=== Given problem ===
Each record needs to be echoed exactly; can you do that?

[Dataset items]
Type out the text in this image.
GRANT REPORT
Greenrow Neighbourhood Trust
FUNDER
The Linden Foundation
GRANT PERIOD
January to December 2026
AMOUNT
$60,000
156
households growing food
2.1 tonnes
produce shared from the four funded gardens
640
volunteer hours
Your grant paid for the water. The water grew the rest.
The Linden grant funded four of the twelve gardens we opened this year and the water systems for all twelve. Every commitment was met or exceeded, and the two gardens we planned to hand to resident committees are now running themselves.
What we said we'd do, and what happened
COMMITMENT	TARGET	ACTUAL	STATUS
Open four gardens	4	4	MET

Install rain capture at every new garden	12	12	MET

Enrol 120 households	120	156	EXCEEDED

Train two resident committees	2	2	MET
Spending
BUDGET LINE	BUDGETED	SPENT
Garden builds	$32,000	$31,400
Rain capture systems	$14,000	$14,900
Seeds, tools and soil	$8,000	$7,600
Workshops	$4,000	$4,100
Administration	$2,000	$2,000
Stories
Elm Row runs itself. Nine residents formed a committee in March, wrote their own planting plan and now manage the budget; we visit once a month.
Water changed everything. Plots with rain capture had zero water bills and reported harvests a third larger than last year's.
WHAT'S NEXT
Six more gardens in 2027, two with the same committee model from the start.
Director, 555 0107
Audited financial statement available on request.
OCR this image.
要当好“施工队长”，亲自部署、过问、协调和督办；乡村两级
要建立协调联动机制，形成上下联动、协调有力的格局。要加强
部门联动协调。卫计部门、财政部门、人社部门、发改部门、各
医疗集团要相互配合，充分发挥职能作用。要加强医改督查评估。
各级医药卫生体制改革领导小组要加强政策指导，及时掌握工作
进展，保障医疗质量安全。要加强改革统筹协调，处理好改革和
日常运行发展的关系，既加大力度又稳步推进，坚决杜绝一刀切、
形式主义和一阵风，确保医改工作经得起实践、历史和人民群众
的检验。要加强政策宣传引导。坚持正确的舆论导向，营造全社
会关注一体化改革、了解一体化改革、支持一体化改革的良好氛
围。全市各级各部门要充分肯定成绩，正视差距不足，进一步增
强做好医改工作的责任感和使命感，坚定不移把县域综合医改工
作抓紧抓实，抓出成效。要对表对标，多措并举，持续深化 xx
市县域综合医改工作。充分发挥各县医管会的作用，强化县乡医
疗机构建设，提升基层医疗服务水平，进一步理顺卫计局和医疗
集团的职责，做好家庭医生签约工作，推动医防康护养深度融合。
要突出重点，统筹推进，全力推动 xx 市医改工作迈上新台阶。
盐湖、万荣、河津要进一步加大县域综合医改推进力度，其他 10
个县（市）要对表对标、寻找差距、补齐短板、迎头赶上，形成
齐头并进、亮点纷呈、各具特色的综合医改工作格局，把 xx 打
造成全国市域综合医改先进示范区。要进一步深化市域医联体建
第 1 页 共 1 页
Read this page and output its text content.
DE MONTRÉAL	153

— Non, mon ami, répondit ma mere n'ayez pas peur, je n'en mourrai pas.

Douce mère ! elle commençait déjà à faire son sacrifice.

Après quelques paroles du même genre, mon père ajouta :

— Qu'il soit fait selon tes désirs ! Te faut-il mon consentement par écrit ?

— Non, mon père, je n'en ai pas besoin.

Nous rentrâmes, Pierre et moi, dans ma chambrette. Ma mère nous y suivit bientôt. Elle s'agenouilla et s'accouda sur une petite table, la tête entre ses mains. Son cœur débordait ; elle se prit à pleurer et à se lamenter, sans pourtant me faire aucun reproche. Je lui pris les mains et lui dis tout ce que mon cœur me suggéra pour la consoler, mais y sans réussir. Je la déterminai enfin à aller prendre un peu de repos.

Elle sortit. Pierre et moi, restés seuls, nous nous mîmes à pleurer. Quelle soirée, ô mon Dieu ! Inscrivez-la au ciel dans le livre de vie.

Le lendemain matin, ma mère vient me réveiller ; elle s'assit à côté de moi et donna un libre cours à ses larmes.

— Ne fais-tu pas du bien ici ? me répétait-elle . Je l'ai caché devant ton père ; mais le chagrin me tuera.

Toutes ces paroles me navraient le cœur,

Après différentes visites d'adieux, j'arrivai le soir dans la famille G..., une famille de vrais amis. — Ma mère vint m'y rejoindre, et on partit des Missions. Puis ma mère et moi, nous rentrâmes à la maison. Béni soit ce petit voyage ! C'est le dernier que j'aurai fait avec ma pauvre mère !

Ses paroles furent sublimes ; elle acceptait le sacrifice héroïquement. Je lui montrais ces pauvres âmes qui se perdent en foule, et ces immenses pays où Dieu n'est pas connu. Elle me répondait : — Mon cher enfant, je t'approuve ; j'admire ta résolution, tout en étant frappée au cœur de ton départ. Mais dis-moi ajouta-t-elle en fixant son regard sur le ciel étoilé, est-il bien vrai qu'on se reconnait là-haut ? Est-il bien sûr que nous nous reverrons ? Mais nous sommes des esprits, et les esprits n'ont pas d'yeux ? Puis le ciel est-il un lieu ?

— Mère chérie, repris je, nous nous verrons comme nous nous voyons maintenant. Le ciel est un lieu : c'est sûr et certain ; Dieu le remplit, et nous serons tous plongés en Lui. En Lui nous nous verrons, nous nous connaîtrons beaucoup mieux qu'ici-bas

=== Task output ===
Type out the text in this image.
GRANT REPORT
Greenrow Neighbourhood Trust
FUNDER
The Linden Foundation
GRANT PERIOD
January to December 2026
AMOUNT
$60,000
156
households growing food
2.1 tonnes
produce shared from the four funded gardens
640
volunteer hours
Your grant paid for the water. The water grew the rest.
The Linden grant funded four of the twelve gardens we opened this year and the water systems for all twelve. Every commitment was met or exceeded, and the two gardens we planned to hand to resident committees are now running themselves.
What we said we'd do, and what happened
COMMITMENT	TARGET	ACTUAL	STATUS
Open four gardens	4	4	MET

Install rain capture at every new garden	12	12	MET

Enrol 120 households	120	156	EXCEEDED

Train two resident committees	2	2	MET
Spending
BUDGET LINE	BUDGETED	SPENT
Garden builds	$32,000	$31,400
Rain capture systems	$14,000	$14,900
Seeds, tools and soil	$8,000	$7,600
Workshops	$4,000	$4,100
Administration	$2,000	$2,000
Stories
Elm Row runs itself. Nine residents formed a committee in March, wrote their own planting plan and now manage the budget; we visit once a month.
Water changed everything. Plots with rain capture had zero water bills and reported harvests a third larger than last year's.
WHAT'S NEXT
Six more gardens in 2027, two with the same committee model from the start.
Director, 555 0107
Audited financial statement available on request.
OCR this image.
要当好“施工队长”，亲自部署、过问、协调和督办；乡村两级
要建立协调联动机制，形成上下联动、协调有力的格局。要加强
部门联动协调。卫计部门、财政部门、人社部门、发改部门、各
医疗集团要相互配合，充分发挥职能作用。要加强医改督查评估。
各级医药卫生体制改革领导小组要加强政策指导，及时掌握工作
进展，保障医疗质量安全。要加强改革统筹协调，处理好改革和
日常运行发展的关系，既加大力度又稳步推进，坚决杜绝一刀切、
形式主义和一阵风，确保医改工作经得起实践、历史和人民群众
的检验。要加强政策宣传引导。坚持正确的舆论导向，营造全社
会关注一体化改革、了解一体化改革、支持一体化改革的良好氛
围。全市各级各部门要充分肯定成绩，正视差距不足，进一步增
强做好医改工作的责任感和使命感，坚定不移把县域综合医改工
作抓紧抓实，抓出成效。要对表对标，多措并举，持续深化 xx
市县域综合医改工作。充分发挥各县医管会的作用，强化县乡医
疗机构建设，提升基层医疗服务水平，进一步理顺卫计局和医疗
集团的职责，做好家庭医生签约工作，推动医防康护养深度融合。
要突出重点，统筹推进，全力推动 xx 市医改工作迈上新台阶。
盐湖、万荣、河津要进一步加大县域综合医改推进力度，其他 10
个县（市）要对表对标、寻找差距、补齐短板、迎头赶上，形成
齐头并进、亮点纷呈、各具特色的综合医改工作格局，把 xx 打
造成全国市域综合医改先进示范区。要进一步深化市域医联体建
第 1 页 共 1 页
Read this page and output its text content.
DE MONTRÉAL	153

— Non, mon ami, répondit ma mere n'ayez pas peur, je n'en mourrai pas.

Douce mère ! elle commençait déjà à faire son sacrifice.

Après quelques paroles du même genre, mon père ajouta :

— Qu'il soit fait selon tes désirs ! Te faut-il mon consentement par écrit ?

— Non, mon père, je n'en ai pas besoin.

Nous rentrâmes, Pierre et moi, dans ma chambrette. Ma mère nous y suivit bientôt. Elle s'agenouilla et s'accouda sur une petite table, la tête entre ses mains. Son cœur débordait ; elle se prit à pleurer et à se lamenter, sans pourtant me faire aucun reproche. Je lui pris les mains et lui dis tout ce que mon cœur me suggéra pour la consoler, mais y sans réussir. Je la déterminai enfin à aller prendre un peu de repos.

Elle sortit. Pierre et moi, restés seuls, nous nous mîmes à pleurer. Quelle soirée, ô mon Dieu ! Inscrivez-la au ciel dans le livre de vie.

Le lendemain matin, ma mère vient me réveiller ; elle s'assit à côté de moi et donna un libre cours à ses larmes.

— Ne fais-tu pas du bien ici ? me répétait-elle . Je l'ai caché devant ton père ; mais le chagrin me tuera.

Toutes ces paroles me navraient le cœur,

Après différentes visites d'adieux, j'arrivai le soir dans la famille G..., une famille de vrais amis. — Ma mère vint m'y rejoindre, et on partit des Missions. Puis ma mère et moi, nous rentrâmes à la maison. Béni soit ce petit voyage ! C'est le dernier que j'aurai fait avec ma pauvre mère !

Ses paroles furent sublimes ; elle acceptait le sacrifice héroïquement. Je lui montrais ces pauvres âmes qui se perdent en foule, et ces immenses pays où Dieu n'est pas connu. Elle me répondait : — Mon cher enfant, je t'approuve ; j'admire ta résolution, tout en étant frappée au cœur de ton départ. Mais dis-moi ajouta-t-elle en fixant son regard sur le ciel étoilé, est-il bien vrai qu'on se reconnait là-haut ? Est-il bien sûr que nous nous reverrons ? Mais nous sommes des esprits, et les esprits n'ont pas d'yeux ? Puis le ciel est-il un lieu ?

— Mère chérie, repris je, nous nous verrons comme nous nous voyons maintenant. Le ciel est un lieu : c'est sûr et certain ; Dieu le remplit, et nous serons tous plongés en Lui. En Lui nous nous verrons, nous nous connaîtrons beaucoup mieux qu'ici-bas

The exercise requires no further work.